> _Entries provided_:

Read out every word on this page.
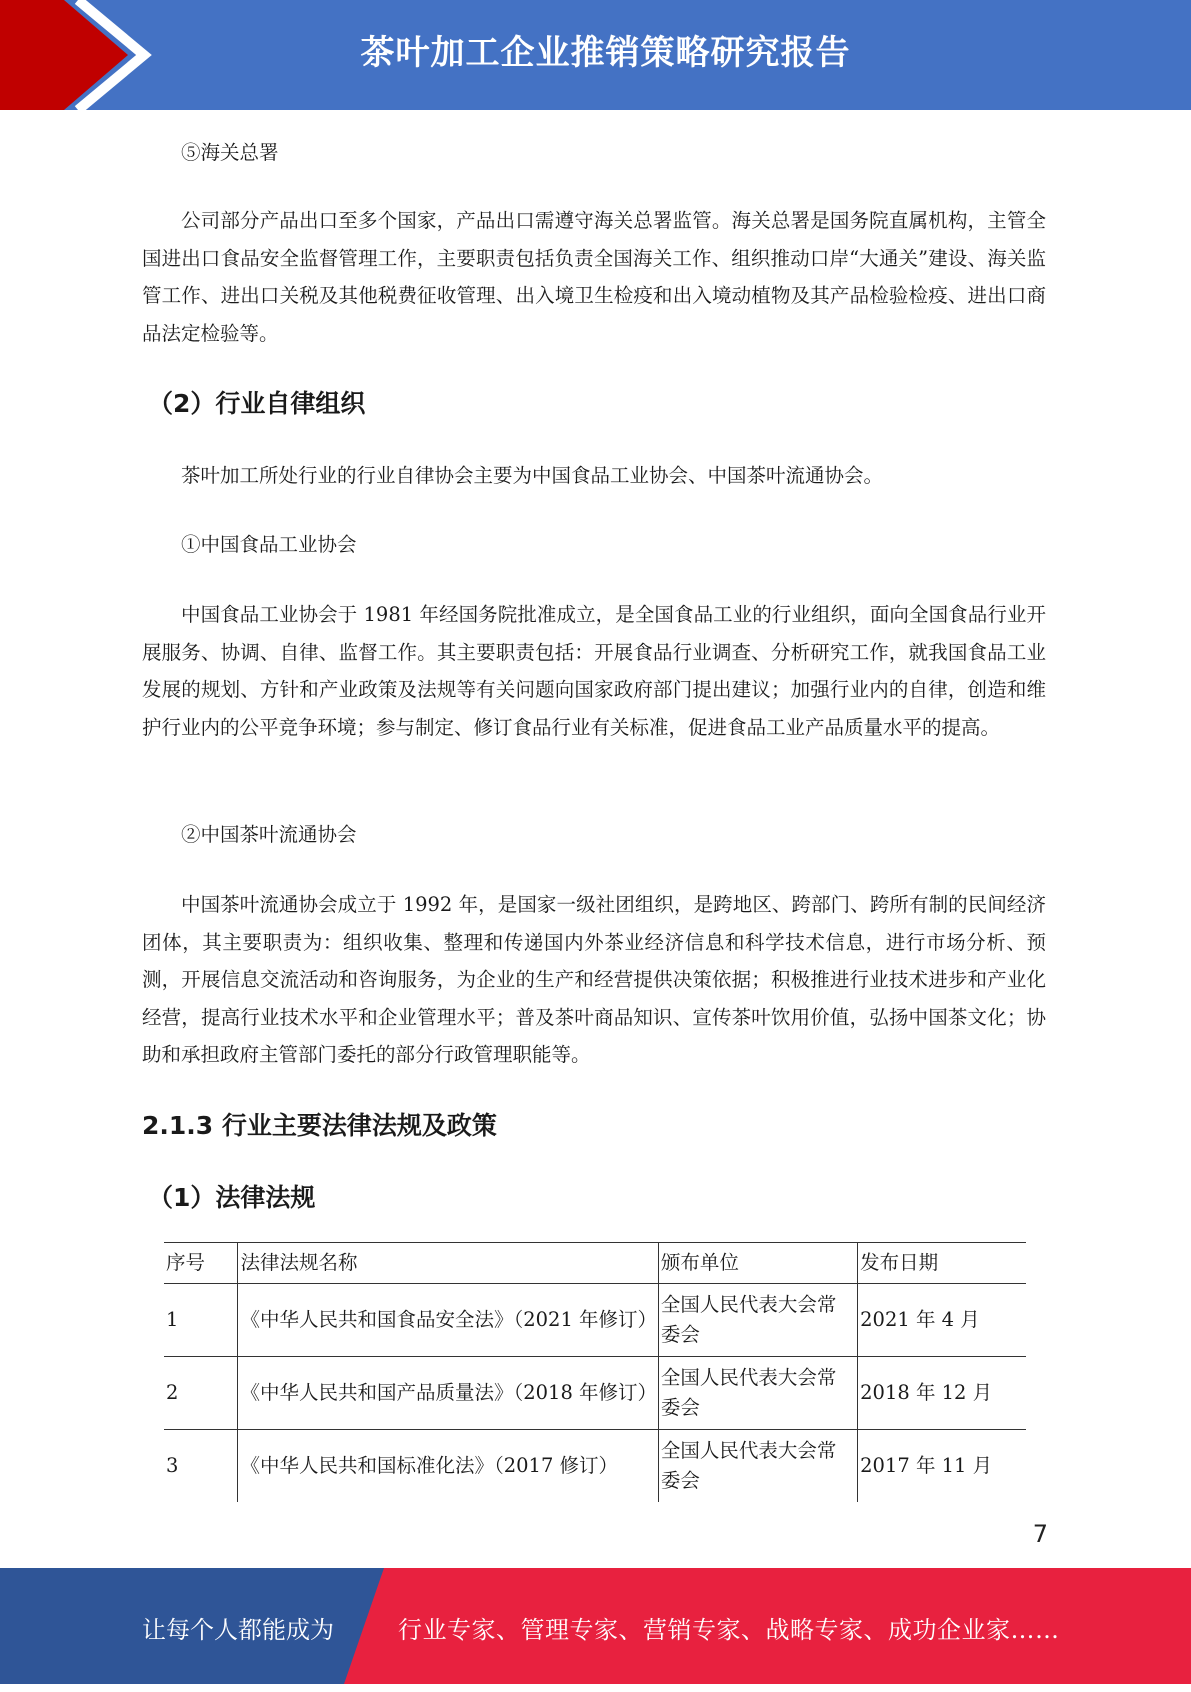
茶叶加工企业推销策略研究报告
⑤海关总署

公司部分产品出口至多个国家，产品出口需遵守海关总署监管。海关总署是国务院直属机构，主管全国进出口食品安全监督管理工作，主要职责包括负责全国海关工作、组织推动口岸“大通关”建设、海关监管工作、进出口关税及其他税费征收管理、出入境卫生检疫和出入境动植物及其产品检验检疫、进出口商品法定检验等。

（2）行业自律组织
茶叶加工所处行业的行业自律协会主要为中国食品工业协会、中国茶叶流通协会。
①中国食品工业协会

中国食品工业协会于 1981 年经国务院批准成立，是全国食品工业的行业组织，面向全国食品行业开展服务、协调、自律、监督工作。其主要职责包括：开展食品行业调查、分析研究工作，就我国食品工业发展的规划、方针和产业政策及法规等有关问题向国家政府部门提出建议；加强行业内的自律，创造和维护行业内的公平竞争环境；参与制定、修订食品行业有关标准，促进食品工业产品质量水平的提高。

②中国茶叶流通协会

中国茶叶流通协会成立于 1992 年，是国家一级社团组织，是跨地区、跨部门、跨所有制的民间经济团体，其主要职责为：组织收集、整理和传递国内外茶业经济信息和科学技术信息，进行市场分析、预测，开展信息交流活动和咨询服务，为企业的生产和经营提供决策依据；积极推进行业技术进步和产业化经营，提高行业技术水平和企业管理水平；普及茶叶商品知识、宣传茶叶饮用价值，弘扬中国茶文化；协助和承担政府主管部门委托的部分行政管理职能等。

2.1.3 行业主要法律法规及政策
（1）法律法规
序号	法律法规名称	颁布单位	发布日期
1	《中华人民共和国食品安全法》（2021 年修订）	全国人民代表大会常委会	2021 年 4 月
2	《中华人民共和国产品质量法》（2018 年修订）	全国人民代表大会常委会	2018 年 12 月
3	《中华人民共和国标准化法》（2017 修订）	全国人民代表大会常委会	2017 年 11 月
7
让每个人都能成为	行业专家、管理专家、营销专家、战略专家、成功企业家……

> _What to work on_: Transcribe the full listing above exactly, with the images removed.

> _Task response_:
Read out every word on this page.
茶叶加工企业推销策略研究报告
⑤海关总署

公司部分产品出口至多个国家，产品出口需遵守海关总署监管。海关总署是国务院直属机构，主管全国进出口食品安全监督管理工作，主要职责包括负责全国海关工作、组织推动口岸“大通关”建设、海关监管工作、进出口关税及其他税费征收管理、出入境卫生检疫和出入境动植物及其产品检验检疫、进出口商品法定检验等。

（2）行业自律组织
茶叶加工所处行业的行业自律协会主要为中国食品工业协会、中国茶叶流通协会。
①中国食品工业协会

中国食品工业协会于 1981 年经国务院批准成立，是全国食品工业的行业组织，面向全国食品行业开展服务、协调、自律、监督工作。其主要职责包括：开展食品行业调查、分析研究工作，就我国食品工业发展的规划、方针和产业政策及法规等有关问题向国家政府部门提出建议；加强行业内的自律，创造和维护行业内的公平竞争环境；参与制定、修订食品行业有关标准，促进食品工业产品质量水平的提高。

②中国茶叶流通协会

中国茶叶流通协会成立于 1992 年，是国家一级社团组织，是跨地区、跨部门、跨所有制的民间经济团体，其主要职责为：组织收集、整理和传递国内外茶业经济信息和科学技术信息，进行市场分析、预测，开展信息交流活动和咨询服务，为企业的生产和经营提供决策依据；积极推进行业技术进步和产业化经营，提高行业技术水平和企业管理水平；普及茶叶商品知识、宣传茶叶饮用价值，弘扬中国茶文化；协助和承担政府主管部门委托的部分行政管理职能等。

2.1.3 行业主要法律法规及政策
（1）法律法规
序号	法律法规名称	颁布单位	发布日期
1	《中华人民共和国食品安全法》（2021 年修订）	全国人民代表大会常委会	2021 年 4 月
2	《中华人民共和国产品质量法》（2018 年修订）	全国人民代表大会常委会	2018 年 12 月
3	《中华人民共和国标准化法》（2017 修订）	全国人民代表大会常委会	2017 年 11 月
7
让每个人都能成为	行业专家、管理专家、营销专家、战略专家、成功企业家……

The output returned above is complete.